*What you will do*.
1. Using the mailing-list thread on deduplication and event-time timers, explain in one to three sentences why Austin stopped relying on processing time.
2. Carry on the mailing-list thread on deduplication and event-time timers, picking up after its final sentence.

-- Start of Page excerpt --

Hi Austin,

your explanation for the KeyedProcessFunction implementation sounds good to me. Using the time and state primitives for this task will make the implementation more explicit but also more readable.

Let me know if you could solve your use case.

Regards,
Timo


On 09.10.20 17:27, Austin Cawley-Edwards wrote:
Hey Timo,

Hah, that's a fair point about using time. I guess I should update my statement to "as a user, I don't want to worry about /manually managing/ time".

That's a nice suggestion with the KeyedProcessFunction and no windows, I'll give that a shot. If I don't want to emit any duplicates, I'd have to essentially buffer the "last seen duplicate" for each key in that process function until the MAX_WATERMARK is sent through though, right? I could emit early results if I assume the max number of possible duplicates, but for records with no duplicates, I'd have to wait until no more records are coming -- am I missing something?

Thanks so much,
Austin

On Fri, Oct 9, 2020 at 10:44 AM Timo Walther <twal...@apache.org <mailto:twal...@apache.org>> wrote:

    Hi Austin,

    if you don't want to worry about time at all, you should probably not
    use any windows because those are a time-based operation.

    A solution that would look a bit nicer could be to use a pure
    KeyedProcessFunction and implement the deduplication logic without
    reusing windows. In ProcessFunctions you can register an event-time
    timer. The timer would be triggered by the MAX_WATERMARK when the
    pipeline shuts down even without having a timestamp assigned in the
    StreamRecord. Watermark will leave SQL also without a time attribute as
    far as I know.

    Regards,
    Timo


    On 08.10.20 17:38, Austin Cawley-Edwards wrote:
     > Hey Timo,
     >
     > Sorry for the delayed reply. I'm using the Blink planner and using
     > non-time-based joins. I've got an example repo here that shows my
    query/
     > setup [1]. It's got the manual timestamp assignment commented out
    for
     > now, but that does indeed solve the issue.
     >
     > I'd really like to not worry about time at all in this job hah -- I
     > started just using processing time, but Till pointed out that
    processing
     > time timers won't be fired when input ends, which is the case for
    this
     > streaming job processing CSV files, so I should be using event time.
     > With that suggestion, I switched to ingestion time, where I then
     > discovered the issue converting from SQL to data stream.

-- End of Page excerpt --
-- Start of Information provided --

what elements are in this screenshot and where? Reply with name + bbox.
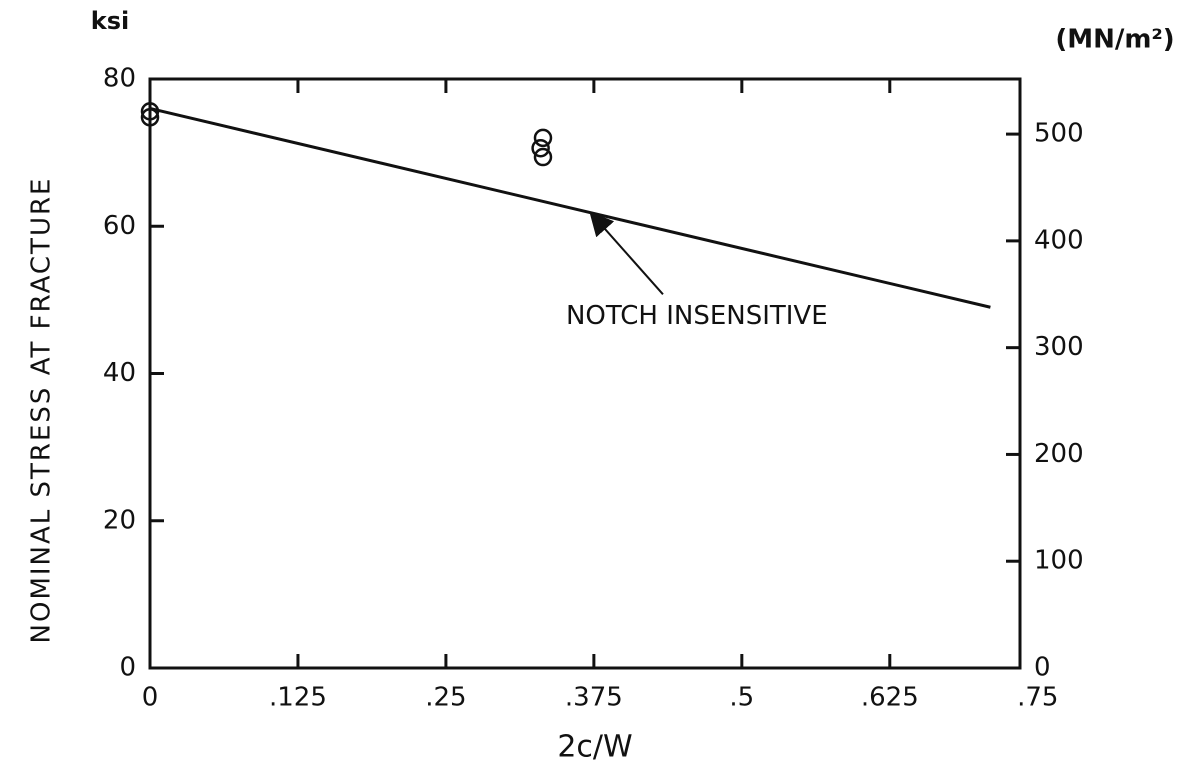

-- End of Information provided --

*Answers to the tasks*.
1. Till pointed out that processing-time timers are not fired when the input ends. This streaming job processes CSV files, so its input does end, and Austin concluded that he should use event time instead.

2.
     >
     > IMO, as a user manually assigning timestamps on conversion makes
    sense
     > if you're using event time and already handling time attributes
     > yourself, but for ingestion time you really don't want to think
    about
     > time at all, which is why it might make sense to propigate the
     > automatically assigned timestamps in that case. Though not sure how
     > difficult that would be. Let me know what you think!
     >
     >
     > Best + thanks again,
     > Austin
     >
     > [1]: https://github.com/austince/flink-1.10-sql-windowing-error
     >
     > On Mon, Oct 5, 2020 at 4:24 AM Timo Walther <twal...@apache.org
    <mailto:twal...@apache.org>
     > <mailto:twal...@apache.org <mailto:twal...@apache.org>>> wrote:
     >
     >     Btw which planner are you using?
     >
     >     Regards,
     >     Timo
     >
     >     On 05.10.20 10:23, Timo Walther wrote:
     >      > Hi Austin,
     >      >
     >      > could you share some details of your SQL query with us? The
     >     reason why
     >      > I'm asking is because I guess that the rowtime field is
    not inserted
     >      > into the `StreamRecord` of DataStream API. The rowtime
    field is only
     >      > inserted if there is a single field in the output of the query
     >     that is a
     >      > valid "time attribute".
     >      >
     >      > Esp. after non-time-based joins and aggregations, time
    attributes
     >     loose
     >      > there properties and become regular timestamps. Because
    timestamp
     >     and
     >      > watermarks might have diverged.
     >      >
     >      > If you know what you're doing, you can also assign the
    timestamp
     >      > manually after
    `toRetractStream.assignTimestampAndWatermarks` and
     >      > reinsert the field into the stream record. But before you
    do that, I
     >      > think it is better to share more information about the
    query with us.
     >      >
     >      > I hope this helps.
     >      >
     >      > Regards,
     >      > Timo
     >      >
     >      >
     >      >
     >      > On 05.10.20 09:25, Till Rohrmann wrote:
     >      >> Hi Austin,
     >      >>
     >      >> thanks for offering to help. First I would suggest asking
    Timo
     >     whether
     >      >> this is an aspect which is still missing or whether we
     >     overlooked it.
     >      >> Based on that we can then take the next steps.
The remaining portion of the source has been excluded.